TASK DETAILS:
How many lines in the items below contain the string "Underflow"? Reply with the number alone.

INFORMATION GIVEN:
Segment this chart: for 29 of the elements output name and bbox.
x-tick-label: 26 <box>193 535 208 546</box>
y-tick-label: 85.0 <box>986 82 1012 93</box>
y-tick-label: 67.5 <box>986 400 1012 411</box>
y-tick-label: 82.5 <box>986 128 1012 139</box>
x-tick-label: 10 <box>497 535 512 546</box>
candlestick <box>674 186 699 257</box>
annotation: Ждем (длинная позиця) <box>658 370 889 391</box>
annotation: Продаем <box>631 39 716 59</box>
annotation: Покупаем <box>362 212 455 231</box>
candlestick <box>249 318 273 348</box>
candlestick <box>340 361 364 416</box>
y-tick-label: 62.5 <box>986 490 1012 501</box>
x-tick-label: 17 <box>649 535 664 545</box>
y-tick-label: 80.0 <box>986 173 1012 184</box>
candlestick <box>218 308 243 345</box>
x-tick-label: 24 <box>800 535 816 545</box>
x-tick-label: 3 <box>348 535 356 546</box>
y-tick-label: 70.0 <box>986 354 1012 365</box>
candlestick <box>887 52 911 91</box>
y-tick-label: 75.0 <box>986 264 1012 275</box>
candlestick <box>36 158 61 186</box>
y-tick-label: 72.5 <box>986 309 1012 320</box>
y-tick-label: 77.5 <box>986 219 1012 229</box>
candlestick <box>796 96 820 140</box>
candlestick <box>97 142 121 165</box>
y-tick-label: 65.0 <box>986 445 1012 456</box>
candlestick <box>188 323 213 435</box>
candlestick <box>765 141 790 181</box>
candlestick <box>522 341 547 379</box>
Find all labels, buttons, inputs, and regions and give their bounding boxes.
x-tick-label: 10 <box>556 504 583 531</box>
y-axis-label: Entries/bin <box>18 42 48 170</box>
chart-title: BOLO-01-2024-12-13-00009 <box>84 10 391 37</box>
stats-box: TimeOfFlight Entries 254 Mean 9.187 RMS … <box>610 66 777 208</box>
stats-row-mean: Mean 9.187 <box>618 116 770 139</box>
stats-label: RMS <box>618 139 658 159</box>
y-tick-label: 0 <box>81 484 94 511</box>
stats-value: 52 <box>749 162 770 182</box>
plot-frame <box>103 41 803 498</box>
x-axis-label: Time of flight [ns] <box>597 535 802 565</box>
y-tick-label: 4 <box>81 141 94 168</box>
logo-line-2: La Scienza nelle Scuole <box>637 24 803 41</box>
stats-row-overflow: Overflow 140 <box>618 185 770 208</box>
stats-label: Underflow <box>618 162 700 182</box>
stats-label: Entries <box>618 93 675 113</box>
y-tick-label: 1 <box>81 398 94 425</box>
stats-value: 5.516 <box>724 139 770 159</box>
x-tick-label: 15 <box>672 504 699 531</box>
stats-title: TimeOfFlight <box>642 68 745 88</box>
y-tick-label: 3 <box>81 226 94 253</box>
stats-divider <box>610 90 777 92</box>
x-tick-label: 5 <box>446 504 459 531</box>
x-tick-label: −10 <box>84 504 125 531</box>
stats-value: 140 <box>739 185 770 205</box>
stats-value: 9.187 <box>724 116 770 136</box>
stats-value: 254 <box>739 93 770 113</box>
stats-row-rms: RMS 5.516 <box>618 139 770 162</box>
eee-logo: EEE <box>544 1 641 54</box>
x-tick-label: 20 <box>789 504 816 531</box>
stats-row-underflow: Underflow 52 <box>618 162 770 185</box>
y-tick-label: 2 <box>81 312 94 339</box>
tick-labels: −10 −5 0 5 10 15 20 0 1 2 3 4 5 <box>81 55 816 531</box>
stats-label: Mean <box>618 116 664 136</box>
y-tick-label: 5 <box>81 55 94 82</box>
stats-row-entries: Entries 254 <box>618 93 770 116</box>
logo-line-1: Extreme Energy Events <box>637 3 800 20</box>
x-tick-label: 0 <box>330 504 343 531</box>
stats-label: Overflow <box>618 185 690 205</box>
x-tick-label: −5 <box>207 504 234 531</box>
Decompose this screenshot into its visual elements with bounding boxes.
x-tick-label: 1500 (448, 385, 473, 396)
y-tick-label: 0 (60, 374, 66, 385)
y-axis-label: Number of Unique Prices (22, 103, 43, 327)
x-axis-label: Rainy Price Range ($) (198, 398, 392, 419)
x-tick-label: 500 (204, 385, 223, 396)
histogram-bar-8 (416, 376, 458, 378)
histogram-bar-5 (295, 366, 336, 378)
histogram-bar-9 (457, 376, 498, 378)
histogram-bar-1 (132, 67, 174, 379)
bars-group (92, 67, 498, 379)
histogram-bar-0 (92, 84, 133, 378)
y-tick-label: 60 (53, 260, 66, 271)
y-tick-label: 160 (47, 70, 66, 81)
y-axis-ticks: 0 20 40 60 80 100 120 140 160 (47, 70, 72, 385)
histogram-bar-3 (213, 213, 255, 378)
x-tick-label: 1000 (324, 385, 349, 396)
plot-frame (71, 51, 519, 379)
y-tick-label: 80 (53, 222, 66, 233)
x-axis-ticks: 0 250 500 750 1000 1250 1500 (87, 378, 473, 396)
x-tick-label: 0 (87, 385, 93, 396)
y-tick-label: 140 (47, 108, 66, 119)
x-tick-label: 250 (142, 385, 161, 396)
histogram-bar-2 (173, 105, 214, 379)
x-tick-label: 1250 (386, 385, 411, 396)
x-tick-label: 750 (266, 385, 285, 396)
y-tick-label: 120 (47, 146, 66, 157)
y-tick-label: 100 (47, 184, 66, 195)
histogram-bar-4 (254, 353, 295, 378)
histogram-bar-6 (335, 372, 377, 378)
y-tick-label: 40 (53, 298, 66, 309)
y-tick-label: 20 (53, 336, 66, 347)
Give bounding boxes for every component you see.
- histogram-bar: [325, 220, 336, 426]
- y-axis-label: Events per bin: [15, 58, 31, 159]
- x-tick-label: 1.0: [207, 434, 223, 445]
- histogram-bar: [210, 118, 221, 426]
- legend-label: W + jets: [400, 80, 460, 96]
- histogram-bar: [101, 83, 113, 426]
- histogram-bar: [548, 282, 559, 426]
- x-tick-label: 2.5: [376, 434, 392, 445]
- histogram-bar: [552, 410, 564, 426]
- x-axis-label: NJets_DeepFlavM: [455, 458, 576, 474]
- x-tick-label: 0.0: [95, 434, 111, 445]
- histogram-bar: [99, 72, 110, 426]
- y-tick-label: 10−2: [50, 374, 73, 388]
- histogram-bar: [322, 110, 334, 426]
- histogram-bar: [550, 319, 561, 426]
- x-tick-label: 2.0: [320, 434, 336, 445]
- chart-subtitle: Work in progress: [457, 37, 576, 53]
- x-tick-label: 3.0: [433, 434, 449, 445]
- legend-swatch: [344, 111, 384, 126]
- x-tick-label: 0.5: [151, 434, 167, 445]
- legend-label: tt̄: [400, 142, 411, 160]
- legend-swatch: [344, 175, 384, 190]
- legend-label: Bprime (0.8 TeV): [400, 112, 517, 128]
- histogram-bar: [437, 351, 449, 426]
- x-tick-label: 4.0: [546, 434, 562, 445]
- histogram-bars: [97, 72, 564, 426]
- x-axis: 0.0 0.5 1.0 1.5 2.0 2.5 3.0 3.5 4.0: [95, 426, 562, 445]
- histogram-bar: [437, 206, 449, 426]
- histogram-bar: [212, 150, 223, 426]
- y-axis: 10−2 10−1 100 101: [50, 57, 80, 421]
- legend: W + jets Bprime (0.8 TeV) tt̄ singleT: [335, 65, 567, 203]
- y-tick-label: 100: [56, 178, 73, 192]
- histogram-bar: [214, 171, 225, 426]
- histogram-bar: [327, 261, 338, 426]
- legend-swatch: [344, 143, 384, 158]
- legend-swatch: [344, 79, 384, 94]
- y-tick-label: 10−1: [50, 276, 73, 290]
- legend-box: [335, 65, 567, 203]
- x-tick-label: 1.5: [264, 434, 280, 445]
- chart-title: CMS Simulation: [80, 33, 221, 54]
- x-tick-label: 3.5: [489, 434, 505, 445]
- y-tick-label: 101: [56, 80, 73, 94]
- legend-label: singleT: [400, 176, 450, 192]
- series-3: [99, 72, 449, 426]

ANSWER TO THE PROBLEM:
2